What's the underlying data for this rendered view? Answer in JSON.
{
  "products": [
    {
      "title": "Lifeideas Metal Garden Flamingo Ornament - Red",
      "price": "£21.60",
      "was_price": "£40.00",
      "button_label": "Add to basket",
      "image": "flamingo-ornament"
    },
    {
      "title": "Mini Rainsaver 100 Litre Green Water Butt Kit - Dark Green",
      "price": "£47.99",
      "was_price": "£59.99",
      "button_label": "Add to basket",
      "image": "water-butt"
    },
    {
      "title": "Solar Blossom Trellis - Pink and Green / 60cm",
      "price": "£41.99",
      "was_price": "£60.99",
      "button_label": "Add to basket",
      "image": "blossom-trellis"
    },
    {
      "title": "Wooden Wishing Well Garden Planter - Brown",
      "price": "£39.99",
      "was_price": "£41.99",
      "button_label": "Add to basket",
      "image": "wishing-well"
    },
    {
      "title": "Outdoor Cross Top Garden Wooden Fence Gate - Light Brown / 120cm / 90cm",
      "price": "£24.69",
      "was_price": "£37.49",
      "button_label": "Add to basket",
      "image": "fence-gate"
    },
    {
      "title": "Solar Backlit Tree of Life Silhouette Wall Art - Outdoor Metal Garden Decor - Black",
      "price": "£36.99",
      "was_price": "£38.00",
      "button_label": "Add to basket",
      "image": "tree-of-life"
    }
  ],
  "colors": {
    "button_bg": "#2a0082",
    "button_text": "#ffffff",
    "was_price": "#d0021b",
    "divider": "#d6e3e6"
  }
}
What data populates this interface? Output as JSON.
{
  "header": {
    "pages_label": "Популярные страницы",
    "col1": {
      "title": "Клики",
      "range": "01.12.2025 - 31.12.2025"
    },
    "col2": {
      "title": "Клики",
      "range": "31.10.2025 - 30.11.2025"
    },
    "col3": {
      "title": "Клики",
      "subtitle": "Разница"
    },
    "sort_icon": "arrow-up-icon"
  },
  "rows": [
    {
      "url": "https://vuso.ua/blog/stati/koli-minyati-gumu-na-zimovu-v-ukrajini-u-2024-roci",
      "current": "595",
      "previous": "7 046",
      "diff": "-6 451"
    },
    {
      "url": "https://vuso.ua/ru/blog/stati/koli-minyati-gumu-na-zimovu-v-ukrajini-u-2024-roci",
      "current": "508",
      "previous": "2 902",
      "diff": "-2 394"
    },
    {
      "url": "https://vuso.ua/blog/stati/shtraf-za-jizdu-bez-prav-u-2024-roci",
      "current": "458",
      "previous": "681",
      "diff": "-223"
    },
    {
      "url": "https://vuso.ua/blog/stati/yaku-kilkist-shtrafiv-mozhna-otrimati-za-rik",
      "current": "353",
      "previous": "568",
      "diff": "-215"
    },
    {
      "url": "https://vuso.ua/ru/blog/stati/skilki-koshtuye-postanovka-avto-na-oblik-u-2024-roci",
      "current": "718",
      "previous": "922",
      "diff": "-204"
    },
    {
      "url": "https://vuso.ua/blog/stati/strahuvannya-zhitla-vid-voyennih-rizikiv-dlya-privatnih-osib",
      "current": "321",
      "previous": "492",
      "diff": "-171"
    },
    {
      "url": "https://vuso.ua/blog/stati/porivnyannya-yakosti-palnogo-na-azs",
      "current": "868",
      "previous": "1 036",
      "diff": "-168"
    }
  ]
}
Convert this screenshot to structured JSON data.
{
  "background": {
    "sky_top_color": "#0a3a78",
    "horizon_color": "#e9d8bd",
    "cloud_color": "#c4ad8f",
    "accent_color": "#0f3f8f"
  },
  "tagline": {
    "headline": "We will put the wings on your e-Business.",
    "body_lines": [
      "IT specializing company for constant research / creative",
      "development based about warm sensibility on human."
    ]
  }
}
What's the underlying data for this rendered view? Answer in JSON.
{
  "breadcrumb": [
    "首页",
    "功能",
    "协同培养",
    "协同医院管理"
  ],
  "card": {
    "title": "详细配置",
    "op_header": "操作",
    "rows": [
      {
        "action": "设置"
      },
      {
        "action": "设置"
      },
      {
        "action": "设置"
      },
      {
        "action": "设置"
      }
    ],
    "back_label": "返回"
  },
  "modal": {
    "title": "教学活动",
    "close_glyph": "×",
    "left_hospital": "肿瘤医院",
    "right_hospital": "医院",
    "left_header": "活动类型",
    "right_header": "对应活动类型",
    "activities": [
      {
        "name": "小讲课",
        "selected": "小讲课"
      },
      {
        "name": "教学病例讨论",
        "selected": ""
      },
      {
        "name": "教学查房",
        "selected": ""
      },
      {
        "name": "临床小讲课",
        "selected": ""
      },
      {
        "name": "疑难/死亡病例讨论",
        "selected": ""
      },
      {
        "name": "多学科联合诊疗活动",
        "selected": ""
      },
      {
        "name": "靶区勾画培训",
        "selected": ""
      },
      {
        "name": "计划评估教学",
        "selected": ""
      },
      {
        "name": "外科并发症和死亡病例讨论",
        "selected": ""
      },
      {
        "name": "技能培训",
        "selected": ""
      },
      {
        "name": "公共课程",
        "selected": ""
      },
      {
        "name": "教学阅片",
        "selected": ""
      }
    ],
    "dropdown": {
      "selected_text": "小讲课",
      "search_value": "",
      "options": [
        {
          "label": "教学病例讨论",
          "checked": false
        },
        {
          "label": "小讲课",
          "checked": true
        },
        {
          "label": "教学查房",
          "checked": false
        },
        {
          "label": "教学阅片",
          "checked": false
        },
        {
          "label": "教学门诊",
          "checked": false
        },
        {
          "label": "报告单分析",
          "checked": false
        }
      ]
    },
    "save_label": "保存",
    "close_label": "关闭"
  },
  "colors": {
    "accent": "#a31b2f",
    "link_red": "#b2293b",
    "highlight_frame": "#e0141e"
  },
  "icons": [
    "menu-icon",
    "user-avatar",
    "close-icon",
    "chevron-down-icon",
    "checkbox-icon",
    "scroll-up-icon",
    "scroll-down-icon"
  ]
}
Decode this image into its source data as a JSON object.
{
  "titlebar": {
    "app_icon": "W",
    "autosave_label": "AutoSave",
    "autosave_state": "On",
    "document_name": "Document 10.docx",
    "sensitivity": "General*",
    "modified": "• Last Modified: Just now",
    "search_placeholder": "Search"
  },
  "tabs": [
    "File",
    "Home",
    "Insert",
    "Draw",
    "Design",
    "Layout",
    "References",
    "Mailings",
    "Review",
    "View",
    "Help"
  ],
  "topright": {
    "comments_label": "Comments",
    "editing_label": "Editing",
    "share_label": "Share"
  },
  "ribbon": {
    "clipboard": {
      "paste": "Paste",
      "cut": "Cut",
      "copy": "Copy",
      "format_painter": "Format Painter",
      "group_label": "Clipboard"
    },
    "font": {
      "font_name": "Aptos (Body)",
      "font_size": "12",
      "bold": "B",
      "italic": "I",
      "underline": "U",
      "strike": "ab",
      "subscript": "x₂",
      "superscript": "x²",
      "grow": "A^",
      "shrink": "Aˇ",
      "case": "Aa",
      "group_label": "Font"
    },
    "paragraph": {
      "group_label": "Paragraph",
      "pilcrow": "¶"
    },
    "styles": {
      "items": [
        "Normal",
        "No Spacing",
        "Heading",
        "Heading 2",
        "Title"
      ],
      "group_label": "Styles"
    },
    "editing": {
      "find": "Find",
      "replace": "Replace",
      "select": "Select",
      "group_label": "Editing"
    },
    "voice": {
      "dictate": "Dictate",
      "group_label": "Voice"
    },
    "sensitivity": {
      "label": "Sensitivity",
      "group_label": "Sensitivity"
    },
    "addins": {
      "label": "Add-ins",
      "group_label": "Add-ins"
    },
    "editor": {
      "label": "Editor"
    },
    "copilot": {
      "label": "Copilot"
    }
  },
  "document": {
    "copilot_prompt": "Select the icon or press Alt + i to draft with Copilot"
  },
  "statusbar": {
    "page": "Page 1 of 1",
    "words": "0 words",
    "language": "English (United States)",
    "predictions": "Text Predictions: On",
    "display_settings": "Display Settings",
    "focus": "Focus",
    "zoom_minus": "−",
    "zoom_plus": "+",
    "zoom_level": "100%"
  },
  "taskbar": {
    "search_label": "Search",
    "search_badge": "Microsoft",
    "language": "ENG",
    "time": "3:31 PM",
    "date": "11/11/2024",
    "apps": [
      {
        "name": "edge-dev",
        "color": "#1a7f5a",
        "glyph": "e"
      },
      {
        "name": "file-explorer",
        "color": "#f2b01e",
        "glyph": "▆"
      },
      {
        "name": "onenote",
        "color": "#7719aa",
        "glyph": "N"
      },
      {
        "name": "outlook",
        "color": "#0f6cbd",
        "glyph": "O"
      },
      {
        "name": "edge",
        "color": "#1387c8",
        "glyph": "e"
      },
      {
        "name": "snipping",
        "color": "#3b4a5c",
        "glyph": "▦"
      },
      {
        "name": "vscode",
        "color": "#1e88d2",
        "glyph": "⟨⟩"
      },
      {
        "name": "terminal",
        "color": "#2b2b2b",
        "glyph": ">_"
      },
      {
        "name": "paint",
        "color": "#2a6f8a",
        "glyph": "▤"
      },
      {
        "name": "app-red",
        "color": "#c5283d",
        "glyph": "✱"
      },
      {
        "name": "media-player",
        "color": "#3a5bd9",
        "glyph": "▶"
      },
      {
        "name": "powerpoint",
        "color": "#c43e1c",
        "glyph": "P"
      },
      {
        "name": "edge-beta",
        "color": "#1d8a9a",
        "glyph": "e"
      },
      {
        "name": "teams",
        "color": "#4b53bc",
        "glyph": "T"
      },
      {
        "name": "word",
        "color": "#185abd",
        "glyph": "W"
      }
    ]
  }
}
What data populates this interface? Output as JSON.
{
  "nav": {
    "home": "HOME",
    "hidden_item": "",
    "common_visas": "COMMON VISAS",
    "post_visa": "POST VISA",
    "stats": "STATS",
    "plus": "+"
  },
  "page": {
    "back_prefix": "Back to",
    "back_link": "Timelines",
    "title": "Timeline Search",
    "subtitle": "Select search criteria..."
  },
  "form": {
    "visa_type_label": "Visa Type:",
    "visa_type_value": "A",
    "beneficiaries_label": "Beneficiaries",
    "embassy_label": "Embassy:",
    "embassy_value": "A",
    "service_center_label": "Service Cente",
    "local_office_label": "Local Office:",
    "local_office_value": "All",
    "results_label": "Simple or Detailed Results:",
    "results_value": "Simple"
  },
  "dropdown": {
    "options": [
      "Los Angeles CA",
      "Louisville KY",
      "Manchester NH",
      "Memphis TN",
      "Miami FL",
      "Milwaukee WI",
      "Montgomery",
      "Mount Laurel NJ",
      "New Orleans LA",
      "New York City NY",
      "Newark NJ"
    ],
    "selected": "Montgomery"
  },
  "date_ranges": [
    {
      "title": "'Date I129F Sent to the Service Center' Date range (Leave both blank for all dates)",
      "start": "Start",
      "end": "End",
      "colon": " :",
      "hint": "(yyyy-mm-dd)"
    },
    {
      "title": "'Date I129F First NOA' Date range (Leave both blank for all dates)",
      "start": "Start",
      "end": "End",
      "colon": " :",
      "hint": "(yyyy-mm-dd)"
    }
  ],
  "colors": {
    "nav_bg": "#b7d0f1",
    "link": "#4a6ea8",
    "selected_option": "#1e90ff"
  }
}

┄┄┄┄┄┄┄┄┄┄┄┄┄┄┄┄┄┄┄┄

• [TO BE DONE] Pull out the lines above in which the word "image" appears.

• [RESULT]
      "image": "flamingo-ornament"
      "image": "water-butt"
      "image": "blossom-trellis"
      "image": "wishing-well"
      "image": "fence-gate"
      "image": "tree-of-life"
Decode this image into its source data as a JSON object.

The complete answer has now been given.